- _Supplied data_
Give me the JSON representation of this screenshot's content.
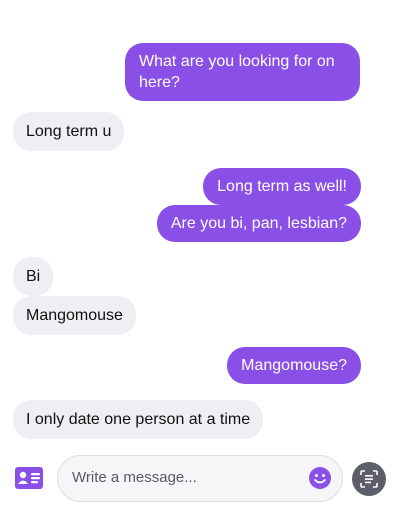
{
  "messages": [
    {
      "from": "me",
      "text": "What are you looking for on here?"
    },
    {
      "from": "them",
      "text": "Long term u"
    },
    {
      "from": "me",
      "text": "Long term as well!"
    },
    {
      "from": "me",
      "text": "Are you bi, pan, lesbian?"
    },
    {
      "from": "them",
      "text": "Bi"
    },
    {
      "from": "them",
      "text": "Mangomouse"
    },
    {
      "from": "me",
      "text": "Mangomouse?"
    },
    {
      "from": "them",
      "text": "I only date one person at a time"
    }
  ],
  "composer": {
    "placeholder": "Write a message...",
    "left_icon": "contact-card-icon",
    "emoji_icon": "smiley-icon",
    "right_icon": "scan-text-icon"
  },
  "colors": {
    "outgoing_bubble": "#8a4fe6",
    "incoming_bubble": "#efeff3",
    "accent": "#8a4fe6"
  }
}
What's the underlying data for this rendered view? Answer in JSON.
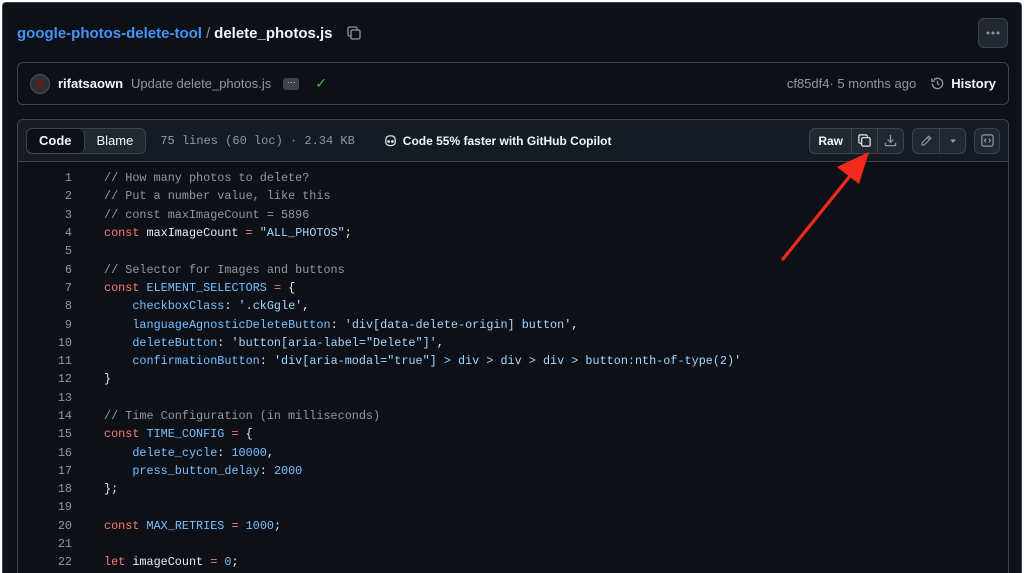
{
  "breadcrumb": {
    "repo": "google-photos-delete-tool",
    "separator": "/",
    "file": "delete_photos.js"
  },
  "commit": {
    "author": "rifatsaown",
    "message": "Update delete_photos.js",
    "ellipsis": "···",
    "status": "✓",
    "sha": "cf85df4",
    "age": " · 5 months ago",
    "history_label": "History"
  },
  "file_header": {
    "tab_code": "Code",
    "tab_blame": "Blame",
    "meta": "75 lines (60 loc) · 2.34 KB",
    "copilot": "Code 55% faster with GitHub Copilot",
    "raw_label": "Raw"
  },
  "code_lines": [
    {
      "n": "1",
      "tokens": [
        {
          "t": "// How many photos to delete?",
          "k": "com"
        }
      ]
    },
    {
      "n": "2",
      "tokens": [
        {
          "t": "// Put a number value, like this",
          "k": "com"
        }
      ]
    },
    {
      "n": "3",
      "tokens": [
        {
          "t": "// const maxImageCount = 5896",
          "k": "com"
        }
      ]
    },
    {
      "n": "4",
      "tokens": [
        {
          "t": "const",
          "k": "kw"
        },
        {
          "t": " maxImageCount ",
          "k": "plain"
        },
        {
          "t": "=",
          "k": "kw"
        },
        {
          "t": " ",
          "k": "plain"
        },
        {
          "t": "\"ALL_PHOTOS\"",
          "k": "str"
        },
        {
          "t": ";",
          "k": "plain"
        }
      ]
    },
    {
      "n": "5",
      "tokens": []
    },
    {
      "n": "6",
      "tokens": [
        {
          "t": "// Selector for Images and buttons",
          "k": "com"
        }
      ]
    },
    {
      "n": "7",
      "tokens": [
        {
          "t": "const",
          "k": "kw"
        },
        {
          "t": " ",
          "k": "plain"
        },
        {
          "t": "ELEMENT_SELECTORS",
          "k": "var"
        },
        {
          "t": " ",
          "k": "plain"
        },
        {
          "t": "=",
          "k": "kw"
        },
        {
          "t": " {",
          "k": "plain"
        }
      ]
    },
    {
      "n": "8",
      "tokens": [
        {
          "t": "    ",
          "k": "plain"
        },
        {
          "t": "checkboxClass",
          "k": "prop"
        },
        {
          "t": ": ",
          "k": "plain"
        },
        {
          "t": "'.ckGgle'",
          "k": "str"
        },
        {
          "t": ",",
          "k": "plain"
        }
      ]
    },
    {
      "n": "9",
      "tokens": [
        {
          "t": "    ",
          "k": "plain"
        },
        {
          "t": "languageAgnosticDeleteButton",
          "k": "prop"
        },
        {
          "t": ": ",
          "k": "plain"
        },
        {
          "t": "'div[data-delete-origin] button'",
          "k": "str"
        },
        {
          "t": ",",
          "k": "plain"
        }
      ]
    },
    {
      "n": "10",
      "tokens": [
        {
          "t": "    ",
          "k": "plain"
        },
        {
          "t": "deleteButton",
          "k": "prop"
        },
        {
          "t": ": ",
          "k": "plain"
        },
        {
          "t": "'button[aria-label=\"Delete\"]'",
          "k": "str"
        },
        {
          "t": ",",
          "k": "plain"
        }
      ]
    },
    {
      "n": "11",
      "tokens": [
        {
          "t": "    ",
          "k": "plain"
        },
        {
          "t": "confirmationButton",
          "k": "prop"
        },
        {
          "t": ": ",
          "k": "plain"
        },
        {
          "t": "'div[aria-modal=\"true\"] > div > div > div > button:nth-of-type(2)'",
          "k": "str"
        }
      ]
    },
    {
      "n": "12",
      "tokens": [
        {
          "t": "}",
          "k": "plain"
        }
      ]
    },
    {
      "n": "13",
      "tokens": []
    },
    {
      "n": "14",
      "tokens": [
        {
          "t": "// Time Configuration (in milliseconds)",
          "k": "com"
        }
      ]
    },
    {
      "n": "15",
      "tokens": [
        {
          "t": "const",
          "k": "kw"
        },
        {
          "t": " ",
          "k": "plain"
        },
        {
          "t": "TIME_CONFIG",
          "k": "var"
        },
        {
          "t": " ",
          "k": "plain"
        },
        {
          "t": "=",
          "k": "kw"
        },
        {
          "t": " {",
          "k": "plain"
        }
      ]
    },
    {
      "n": "16",
      "tokens": [
        {
          "t": "    ",
          "k": "plain"
        },
        {
          "t": "delete_cycle",
          "k": "prop"
        },
        {
          "t": ": ",
          "k": "plain"
        },
        {
          "t": "10000",
          "k": "var"
        },
        {
          "t": ",",
          "k": "plain"
        }
      ]
    },
    {
      "n": "17",
      "tokens": [
        {
          "t": "    ",
          "k": "plain"
        },
        {
          "t": "press_button_delay",
          "k": "prop"
        },
        {
          "t": ": ",
          "k": "plain"
        },
        {
          "t": "2000",
          "k": "var"
        }
      ]
    },
    {
      "n": "18",
      "tokens": [
        {
          "t": "};",
          "k": "plain"
        }
      ]
    },
    {
      "n": "19",
      "tokens": []
    },
    {
      "n": "20",
      "tokens": [
        {
          "t": "const",
          "k": "kw"
        },
        {
          "t": " ",
          "k": "plain"
        },
        {
          "t": "MAX_RETRIES",
          "k": "var"
        },
        {
          "t": " ",
          "k": "plain"
        },
        {
          "t": "=",
          "k": "kw"
        },
        {
          "t": " ",
          "k": "plain"
        },
        {
          "t": "1000",
          "k": "var"
        },
        {
          "t": ";",
          "k": "plain"
        }
      ]
    },
    {
      "n": "21",
      "tokens": []
    },
    {
      "n": "22",
      "tokens": [
        {
          "t": "let",
          "k": "kw"
        },
        {
          "t": " imageCount ",
          "k": "plain"
        },
        {
          "t": "=",
          "k": "kw"
        },
        {
          "t": " ",
          "k": "plain"
        },
        {
          "t": "0",
          "k": "var"
        },
        {
          "t": ";",
          "k": "plain"
        }
      ]
    }
  ],
  "icons": {
    "copy_path": "copy-icon",
    "more": "kebab-horizontal-icon",
    "history": "history-icon",
    "copilot": "copilot-icon",
    "copy_raw": "copy-icon",
    "download": "download-icon",
    "edit": "pencil-icon",
    "dropdown": "triangle-down-icon",
    "symbols": "code-square-icon"
  },
  "colors": {
    "annotation_arrow": "#f42a1c",
    "link": "#4493f8",
    "success": "#3fb950"
  }
}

- _To be done_
Of the lines in the material, how many include "JSON"? Respond with the number alone.

- _Full answer_
2